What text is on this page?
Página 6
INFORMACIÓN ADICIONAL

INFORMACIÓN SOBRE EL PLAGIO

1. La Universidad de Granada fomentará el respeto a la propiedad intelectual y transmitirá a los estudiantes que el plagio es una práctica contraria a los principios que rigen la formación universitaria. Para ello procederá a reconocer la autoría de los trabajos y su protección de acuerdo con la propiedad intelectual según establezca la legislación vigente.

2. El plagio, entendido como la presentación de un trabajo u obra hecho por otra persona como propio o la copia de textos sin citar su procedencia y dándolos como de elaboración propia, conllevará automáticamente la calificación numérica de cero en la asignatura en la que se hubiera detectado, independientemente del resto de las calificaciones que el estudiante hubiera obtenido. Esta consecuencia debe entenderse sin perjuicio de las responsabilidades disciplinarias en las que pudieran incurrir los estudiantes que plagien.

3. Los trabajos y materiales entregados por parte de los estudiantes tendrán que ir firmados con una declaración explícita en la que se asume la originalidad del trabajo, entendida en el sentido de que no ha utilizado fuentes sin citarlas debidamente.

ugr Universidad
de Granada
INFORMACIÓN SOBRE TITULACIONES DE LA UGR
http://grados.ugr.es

- Problem -
Collect the lines of the data that carry the word "trabajos".

- Final result -
1. La Universidad de Granada fomentará el respeto a la propiedad intelectual y transmitirá a los estudiantes que el plagio es una práctica contraria a los principios que rigen la formación universitaria. Para ello procederá a reconocer la autoría de los trabajos y su protección de acuerdo con la propiedad intelectual según establezca la legislación vigente.
3. Los trabajos y materiales entregados por parte de los estudiantes tendrán que ir firmados con una declaración explícita en la que se asume la originalidad del trabajo, entendida en el sentido de que no ha utilizado fuentes sin citarlas debidamente.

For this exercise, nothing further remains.